▶ _Problem requirements_: Return the listing below unchanged, minus its pictures.
++++++++
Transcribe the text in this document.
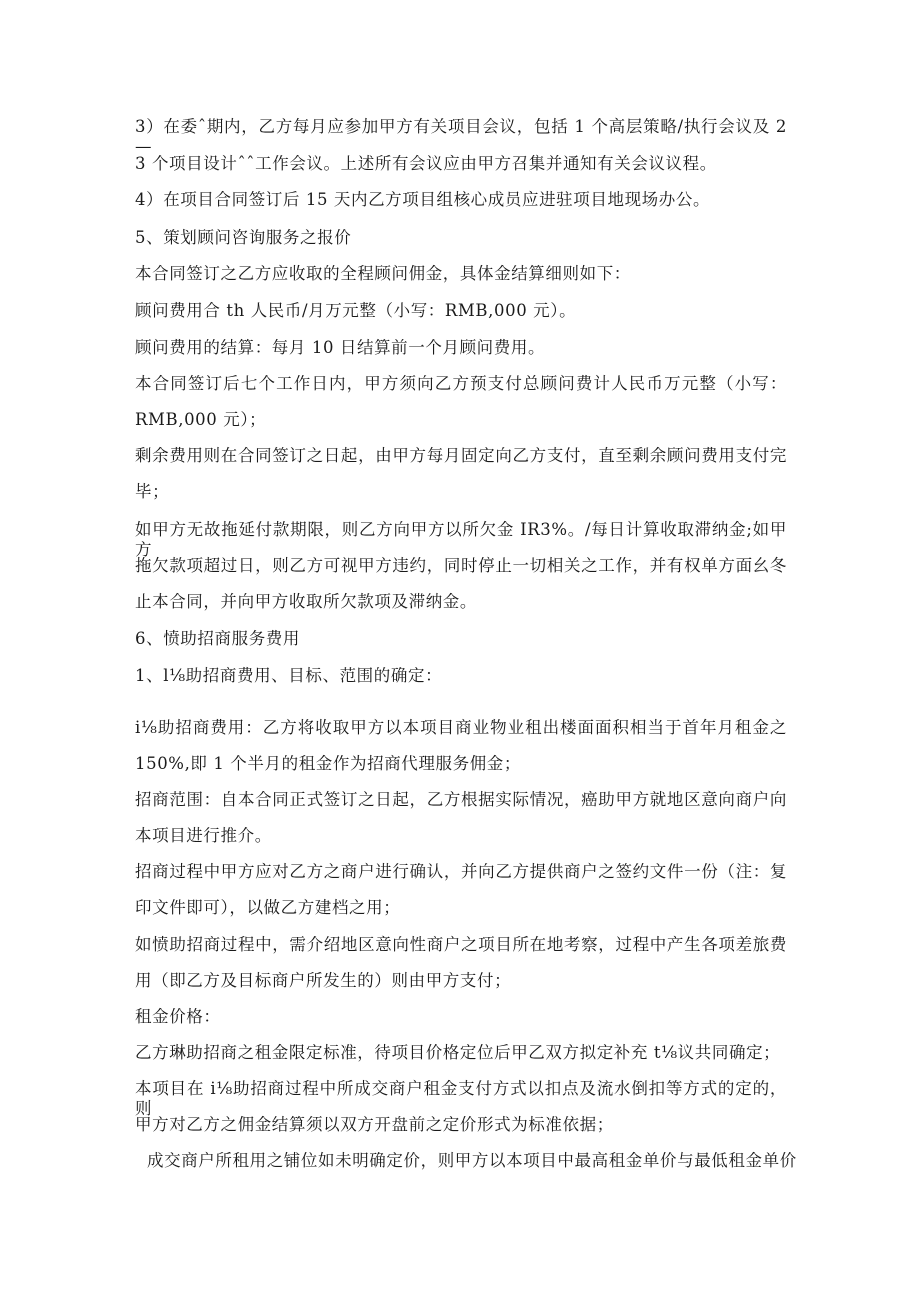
3）在委ˆ期内，乙方每月应参加甲方有关项目会议，包括 1 个高层策略/执行会议及 2—
3 个项目设计ˆˆ工作会议。上述所有会议应由甲方召集并通知有关会议议程。
4）在项目合同签订后 15 天内乙方项目组核心成员应进驻项目地现场办公。
5、策划顾问咨询服务之报价
本合同签订之乙方应收取的全程顾问佣金，具体金结算细则如下：
顾问费用合 th 人民币/月万元整（小写：RMB,000 元）。
顾问费用的结算：每月 10 日结算前一个月顾问费用。
本合同签订后七个工作日内，甲方须向乙方预支付总顾问费计人民币万元整（小写：
RMB,000 元）；
剩余费用则在合同签订之日起，由甲方每月固定向乙方支付，直至剩余顾问费用支付完
毕；
如甲方无故拖延付款期限，则乙方向甲方以所欠金 IR3%。/每日计算收取滞纳金;如甲方
拖欠款项超过日，则乙方可视甲方违约，同时停止一切相关之工作，并有权单方面幺冬
止本合同，并向甲方收取所欠款项及滞纳金。
6、愤助招商服务费用
1、l⅛助招商费用、目标、范围的确定：
i⅛助招商费用：乙方将收取甲方以本项目商业物业租出楼面面积相当于首年月租金之
150%,即 1 个半月的租金作为招商代理服务佣金；
招商范围：自本合同正式签订之日起，乙方根据实际情况，癌助甲方就地区意向商户向
本项目进行推介。
招商过程中甲方应对乙方之商户进行确认，并向乙方提供商户之签约文件一份（注：复
印文件即可），以做乙方建档之用；
如愤助招商过程中，需介绍地区意向性商户之项目所在地考察，过程中产生各项差旅费
用（即乙方及目标商户所发生的）则由甲方支付；
租金价格：
乙方琳助招商之租金限定标准，待项目价格定位后甲乙双方拟定补充 t⅛议共同确定；
本项目在 i⅛助招商过程中所成交商户租金支付方式以扣点及流水倒扣等方式的定的，则
甲方对乙方之佣金结算须以双方开盘前之定价形式为标准依据；
成交商户所租用之铺位如未明确定价，则甲方以本项目中最高租金单价与最低租金单价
++++++++
▶ _Written solution_:
Transcribe the text in this document.
3）在委ˆ期内，乙方每月应参加甲方有关项目会议，包括 1 个高层策略/执行会议及 2—
3 个项目设计ˆˆ工作会议。上述所有会议应由甲方召集并通知有关会议议程。
4）在项目合同签订后 15 天内乙方项目组核心成员应进驻项目地现场办公。
5、策划顾问咨询服务之报价
本合同签订之乙方应收取的全程顾问佣金，具体金结算细则如下：
顾问费用合 th 人民币/月万元整（小写：RMB,000 元）。
顾问费用的结算：每月 10 日结算前一个月顾问费用。
本合同签订后七个工作日内，甲方须向乙方预支付总顾问费计人民币万元整（小写：
RMB,000 元）；
剩余费用则在合同签订之日起，由甲方每月固定向乙方支付，直至剩余顾问费用支付完
毕；
如甲方无故拖延付款期限，则乙方向甲方以所欠金 IR3%。/每日计算收取滞纳金;如甲方
拖欠款项超过日，则乙方可视甲方违约，同时停止一切相关之工作，并有权单方面幺冬
止本合同，并向甲方收取所欠款项及滞纳金。
6、愤助招商服务费用
1、l⅛助招商费用、目标、范围的确定：
i⅛助招商费用：乙方将收取甲方以本项目商业物业租出楼面面积相当于首年月租金之
150%,即 1 个半月的租金作为招商代理服务佣金；
招商范围：自本合同正式签订之日起，乙方根据实际情况，癌助甲方就地区意向商户向
本项目进行推介。
招商过程中甲方应对乙方之商户进行确认，并向乙方提供商户之签约文件一份（注：复
印文件即可），以做乙方建档之用；
如愤助招商过程中，需介绍地区意向性商户之项目所在地考察，过程中产生各项差旅费
用（即乙方及目标商户所发生的）则由甲方支付；
租金价格：
乙方琳助招商之租金限定标准，待项目价格定位后甲乙双方拟定补充 t⅛议共同确定；
本项目在 i⅛助招商过程中所成交商户租金支付方式以扣点及流水倒扣等方式的定的，则
甲方对乙方之佣金结算须以双方开盘前之定价形式为标准依据；
成交商户所租用之铺位如未明确定价，则甲方以本项目中最高租金单价与最低租金单价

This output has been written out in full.